Please transcribe the listing below in full and word for word, without its pictures.

++++ DATA FOR THIS EXERCISE ++++

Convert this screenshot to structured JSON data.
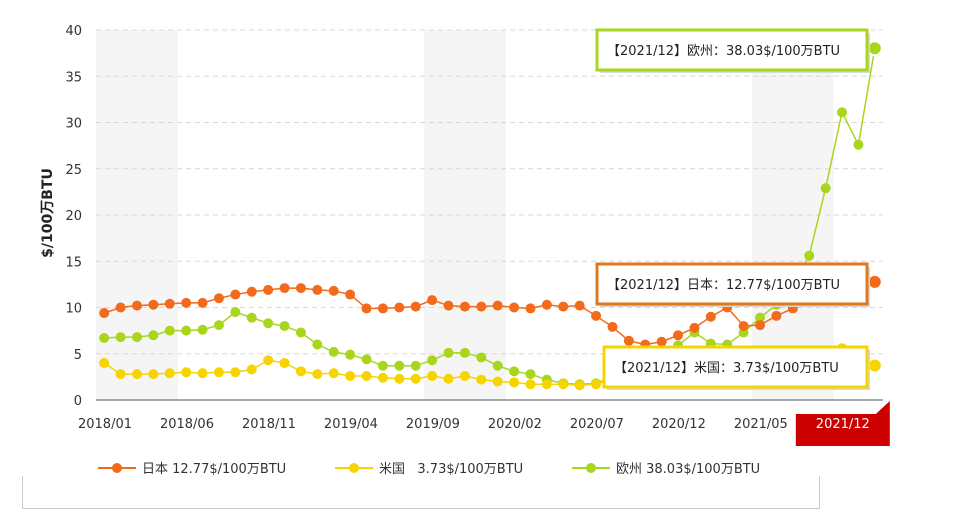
{
  "chart_data": {
    "type": "line",
    "ylabel": "$/100万BTU",
    "ylim": [
      0,
      40
    ],
    "yticks": [
      "0",
      "5",
      "10",
      "15",
      "20",
      "25",
      "30",
      "35",
      "40"
    ],
    "x_tick_labels": [
      "2018/01",
      "2018/06",
      "2018/11",
      "2019/04",
      "2019/09",
      "2020/02",
      "2020/07",
      "2020/12",
      "2021/05",
      "2021/12"
    ],
    "highlighted_tick": "2021/12",
    "grid": "horizontal dashed",
    "legend_position": "bottom",
    "x": [
      "2018/01",
      "2018/02",
      "2018/03",
      "2018/04",
      "2018/05",
      "2018/06",
      "2018/07",
      "2018/08",
      "2018/09",
      "2018/10",
      "2018/11",
      "2018/12",
      "2019/01",
      "2019/02",
      "2019/03",
      "2019/04",
      "2019/05",
      "2019/06",
      "2019/07",
      "2019/08",
      "2019/09",
      "2019/10",
      "2019/11",
      "2019/12",
      "2020/01",
      "2020/02",
      "2020/03",
      "2020/04",
      "2020/05",
      "2020/06",
      "2020/07",
      "2020/08",
      "2020/09",
      "2020/10",
      "2020/11",
      "2020/12",
      "2021/01",
      "2021/02",
      "2021/03",
      "2021/04",
      "2021/05",
      "2021/06",
      "2021/07",
      "2021/08",
      "2021/09",
      "2021/10",
      "2021/11",
      "2021/12"
    ],
    "series": [
      {
        "name": "日本",
        "legend": "日本 12.77$/100万BTU",
        "color": "#f26a1b",
        "values": [
          9.4,
          10.0,
          10.2,
          10.3,
          10.4,
          10.5,
          10.5,
          11.0,
          11.4,
          11.7,
          11.9,
          12.1,
          12.1,
          11.9,
          11.8,
          11.4,
          9.9,
          9.9,
          10.0,
          10.1,
          10.8,
          10.2,
          10.1,
          10.1,
          10.2,
          10.0,
          9.9,
          10.3,
          10.1,
          10.2,
          9.1,
          7.9,
          6.4,
          6.0,
          6.3,
          7.0,
          7.8,
          9.0,
          10.0,
          8.0,
          8.1,
          9.1,
          9.9,
          10.6,
          12.0,
          13.5,
          12.5,
          12.77
        ]
      },
      {
        "name": "米国",
        "legend": "米国   3.73$/100万BTU",
        "color": "#f5d400",
        "values": [
          4.0,
          2.8,
          2.8,
          2.8,
          2.9,
          3.0,
          2.9,
          3.0,
          3.0,
          3.3,
          4.3,
          4.0,
          3.1,
          2.8,
          2.9,
          2.6,
          2.6,
          2.4,
          2.3,
          2.3,
          2.6,
          2.3,
          2.6,
          2.2,
          2.0,
          1.9,
          1.7,
          1.7,
          1.7,
          1.6,
          1.7,
          2.3,
          1.9,
          2.2,
          2.6,
          2.5,
          2.7,
          3.2,
          2.6,
          2.7,
          2.9,
          3.2,
          3.8,
          4.1,
          5.0,
          5.6,
          5.3,
          3.73
        ]
      },
      {
        "name": "欧州",
        "legend": "欧州 38.03$/100万BTU",
        "color": "#a8d61c",
        "values": [
          6.7,
          6.8,
          6.8,
          7.0,
          7.5,
          7.5,
          7.6,
          8.1,
          9.5,
          8.9,
          8.3,
          8.0,
          7.3,
          6.0,
          5.2,
          4.9,
          4.4,
          3.7,
          3.7,
          3.7,
          4.3,
          5.1,
          5.1,
          4.6,
          3.7,
          3.1,
          2.8,
          2.2,
          1.8,
          1.7,
          1.8,
          2.5,
          2.4,
          3.3,
          4.1,
          5.9,
          7.3,
          6.1,
          6.0,
          7.3,
          8.9,
          10.3,
          12.6,
          15.6,
          22.9,
          31.1,
          27.6,
          38.03
        ]
      }
    ],
    "annotations": [
      {
        "series": "欧州",
        "text": "【2021/12】欧州：38.03$/100万BTU",
        "border": "#a8d61c"
      },
      {
        "series": "日本",
        "text": "【2021/12】日本：12.77$/100万BTU",
        "border": "#e0781c"
      },
      {
        "series": "米国",
        "text": "【2021/12】米国：3.73$/100万BTU",
        "border": "#f5d400"
      }
    ]
  }
}
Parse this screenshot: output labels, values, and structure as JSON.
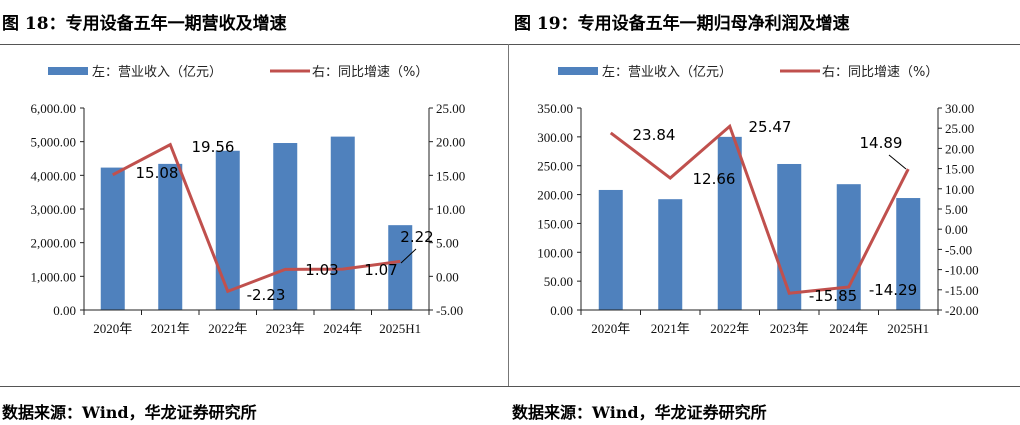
{
  "figures": [
    {
      "title": "图 18：专用设备五年一期营收及增速",
      "source": "数据来源：Wind，华龙证券研究所"
    },
    {
      "title": "图 19：专用设备五年一期归母净利润及增速",
      "source": "数据来源：Wind，华龙证券研究所"
    }
  ],
  "chart_data": [
    {
      "type": "bar+line",
      "title": "图 18：专用设备五年一期营收及增速",
      "categories": [
        "2020年",
        "2021年",
        "2022年",
        "2023年",
        "2024年",
        "2025H1"
      ],
      "series": [
        {
          "name": "左：营业收入（亿元）",
          "type": "bar",
          "axis": "left",
          "color": "#4F81BD",
          "values": [
            4230,
            4340,
            4730,
            4960,
            5150,
            2520
          ]
        },
        {
          "name": "右：同比增速（%）",
          "type": "line",
          "axis": "right",
          "color": "#C0504D",
          "values": [
            15.08,
            19.56,
            -2.23,
            1.03,
            1.07,
            2.22
          ],
          "labels": [
            "15.08",
            "19.56",
            "-2.23",
            "1.03",
            "1.07",
            "2.22"
          ]
        }
      ],
      "ylim_left": [
        0,
        6000
      ],
      "yticks_left": [
        "0.00",
        "1,000.00",
        "2,000.00",
        "3,000.00",
        "4,000.00",
        "5,000.00",
        "6,000.00"
      ],
      "ylim_right": [
        -5,
        25
      ],
      "yticks_right": [
        "-5.00",
        "0.00",
        "5.00",
        "10.00",
        "15.00",
        "20.00",
        "25.00"
      ],
      "legend": "top",
      "grid": false
    },
    {
      "type": "bar+line",
      "title": "图 19：专用设备五年一期归母净利润及增速",
      "categories": [
        "2020年",
        "2021年",
        "2022年",
        "2023年",
        "2024年",
        "2025H1"
      ],
      "series": [
        {
          "name": "左：营业收入（亿元）",
          "type": "bar",
          "axis": "left",
          "color": "#4F81BD",
          "values": [
            208,
            192,
            300,
            253,
            218,
            194
          ]
        },
        {
          "name": "右：同比增速（%）",
          "type": "line",
          "axis": "right",
          "color": "#C0504D",
          "values": [
            23.84,
            12.66,
            25.47,
            -15.85,
            -14.29,
            14.89
          ],
          "labels": [
            "23.84",
            "12.66",
            "25.47",
            "-15.85",
            "-14.29",
            "14.89"
          ]
        }
      ],
      "ylim_left": [
        0,
        350
      ],
      "yticks_left": [
        "0.00",
        "50.00",
        "100.00",
        "150.00",
        "200.00",
        "250.00",
        "300.00",
        "350.00"
      ],
      "ylim_right": [
        -20,
        30
      ],
      "yticks_right": [
        "-20.00",
        "-15.00",
        "-10.00",
        "-5.00",
        "0.00",
        "5.00",
        "10.00",
        "15.00",
        "20.00",
        "25.00",
        "30.00"
      ],
      "legend": "top",
      "grid": false
    }
  ]
}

++++

THE ANSWER:
Convert this screenshot to structured JSON data.
{
  "chart_data": {
    "type": "line",
    "ylabel": "$/100万BTU",
    "ylim": [
      0,
      40
    ],
    "yticks": [
      "0",
      "5",
      "10",
      "15",
      "20",
      "25",
      "30",
      "35",
      "40"
    ],
    "x_tick_labels": [
      "2018/01",
      "2018/06",
      "2018/11",
      "2019/04",
      "2019/09",
      "2020/02",
      "2020/07",
      "2020/12",
      "2021/05",
      "2021/12"
    ],
    "highlighted_tick": "2021/12",
    "grid": "horizontal dashed",
    "legend_position": "bottom",
    "x": [
      "2018/01",
      "2018/02",
      "2018/03",
      "2018/04",
      "2018/05",
      "2018/06",
      "2018/07",
      "2018/08",
      "2018/09",
      "2018/10",
      "2018/11",
      "2018/12",
      "2019/01",
      "2019/02",
      "2019/03",
      "2019/04",
      "2019/05",
      "2019/06",
      "2019/07",
      "2019/08",
      "2019/09",
      "2019/10",
      "2019/11",
      "2019/12",
      "2020/01",
      "2020/02",
      "2020/03",
      "2020/04",
      "2020/05",
      "2020/06",
      "2020/07",
      "2020/08",
      "2020/09",
      "2020/10",
      "2020/11",
      "2020/12",
      "2021/01",
      "2021/02",
      "2021/03",
      "2021/04",
      "2021/05",
      "2021/06",
      "2021/07",
      "2021/08",
      "2021/09",
      "2021/10",
      "2021/11",
      "2021/12"
    ],
    "series": [
      {
        "name": "日本",
        "legend": "日本 12.77$/100万BTU",
        "color": "#f26a1b",
        "values": [
          9.4,
          10.0,
          10.2,
          10.3,
          10.4,
          10.5,
          10.5,
          11.0,
          11.4,
          11.7,
          11.9,
          12.1,
          12.1,
          11.9,
          11.8,
          11.4,
          9.9,
          9.9,
          10.0,
          10.1,
          10.8,
          10.2,
          10.1,
          10.1,
          10.2,
          10.0,
          9.9,
          10.3,
          10.1,
          10.2,
          9.1,
          7.9,
          6.4,
          6.0,
          6.3,
          7.0,
          7.8,
          9.0,
          10.0,
          8.0,
          8.1,
          9.1,
          9.9,
          10.6,
          12.0,
          13.5,
          12.5,
          12.77
        ]
      },
      {
        "name": "米国",
        "legend": "米国   3.73$/100万BTU",
        "color": "#f5d400",
        "values": [
          4.0,
          2.8,
          2.8,
          2.8,
          2.9,
          3.0,
          2.9,
          3.0,
          3.0,
          3.3,
          4.3,
          4.0,
          3.1,
          2.8,
          2.9,
          2.6,
          2.6,
          2.4,
          2.3,
          2.3,
          2.6,
          2.3,
          2.6,
          2.2,
          2.0,
          1.9,
          1.7,
          1.7,
          1.7,
          1.6,
          1.7,
          2.3,
          1.9,
          2.2,
          2.6,
          2.5,
          2.7,
          3.2,
          2.6,
          2.7,
          2.9,
          3.2,
          3.8,
          4.1,
          5.0,
          5.6,
          5.3,
          3.73
        ]
      },
      {
        "name": "欧州",
        "legend": "欧州 38.03$/100万BTU",
        "color": "#a8d61c",
        "values": [
          6.7,
          6.8,
          6.8,
          7.0,
          7.5,
          7.5,
          7.6,
          8.1,
          9.5,
          8.9,
          8.3,
          8.0,
          7.3,
          6.0,
          5.2,
          4.9,
          4.4,
          3.7,
          3.7,
          3.7,
          4.3,
          5.1,
          5.1,
          4.6,
          3.7,
          3.1,
          2.8,
          2.2,
          1.8,
          1.7,
          1.8,
          2.5,
          2.4,
          3.3,
          4.1,
          5.9,
          7.3,
          6.1,
          6.0,
          7.3,
          8.9,
          10.3,
          12.6,
          15.6,
          22.9,
          31.1,
          27.6,
          38.03
        ]
      }
    ],
    "annotations": [
      {
        "series": "欧州",
        "text": "【2021/12】欧州：38.03$/100万BTU",
        "border": "#a8d61c"
      },
      {
        "series": "日本",
        "text": "【2021/12】日本：12.77$/100万BTU",
        "border": "#e0781c"
      },
      {
        "series": "米国",
        "text": "【2021/12】米国：3.73$/100万BTU",
        "border": "#f5d400"
      }
    ]
  }
}
Parse this screenshot: output labels, values, and structure as JSON.
{
  "figures": [
    {
      "title": "图 18：专用设备五年一期营收及增速",
      "source": "数据来源：Wind，华龙证券研究所"
    },
    {
      "title": "图 19：专用设备五年一期归母净利润及增速",
      "source": "数据来源：Wind，华龙证券研究所"
    }
  ],
  "chart_data": [
    {
      "type": "bar+line",
      "title": "图 18：专用设备五年一期营收及增速",
      "categories": [
        "2020年",
        "2021年",
        "2022年",
        "2023年",
        "2024年",
        "2025H1"
      ],
      "series": [
        {
          "name": "左：营业收入（亿元）",
          "type": "bar",
          "axis": "left",
          "color": "#4F81BD",
          "values": [
            4230,
            4340,
            4730,
            4960,
            5150,
            2520
          ]
        },
        {
          "name": "右：同比增速（%）",
          "type": "line",
          "axis": "right",
          "color": "#C0504D",
          "values": [
            15.08,
            19.56,
            -2.23,
            1.03,
            1.07,
            2.22
          ],
          "labels": [
            "15.08",
            "19.56",
            "-2.23",
            "1.03",
            "1.07",
            "2.22"
          ]
        }
      ],
      "ylim_left": [
        0,
        6000
      ],
      "yticks_left": [
        "0.00",
        "1,000.00",
        "2,000.00",
        "3,000.00",
        "4,000.00",
        "5,000.00",
        "6,000.00"
      ],
      "ylim_right": [
        -5,
        25
      ],
      "yticks_right": [
        "-5.00",
        "0.00",
        "5.00",
        "10.00",
        "15.00",
        "20.00",
        "25.00"
      ],
      "legend": "top",
      "grid": false
    },
    {
      "type": "bar+line",
      "title": "图 19：专用设备五年一期归母净利润及增速",
      "categories": [
        "2020年",
        "2021年",
        "2022年",
        "2023年",
        "2024年",
        "2025H1"
      ],
      "series": [
        {
          "name": "左：营业收入（亿元）",
          "type": "bar",
          "axis": "left",
          "color": "#4F81BD",
          "values": [
            208,
            192,
            300,
            253,
            218,
            194
          ]
        },
        {
          "name": "右：同比增速（%）",
          "type": "line",
          "axis": "right",
          "color": "#C0504D",
          "values": [
            23.84,
            12.66,
            25.47,
            -15.85,
            -14.29,
            14.89
          ],
          "labels": [
            "23.84",
            "12.66",
            "25.47",
            "-15.85",
            "-14.29",
            "14.89"
          ]
        }
      ],
      "ylim_left": [
        0,
        350
      ],
      "yticks_left": [
        "0.00",
        "50.00",
        "100.00",
        "150.00",
        "200.00",
        "250.00",
        "300.00",
        "350.00"
      ],
      "ylim_right": [
        -20,
        30
      ],
      "yticks_right": [
        "-20.00",
        "-15.00",
        "-10.00",
        "-5.00",
        "0.00",
        "5.00",
        "10.00",
        "15.00",
        "20.00",
        "25.00",
        "30.00"
      ],
      "legend": "top",
      "grid": false
    }
  ]
}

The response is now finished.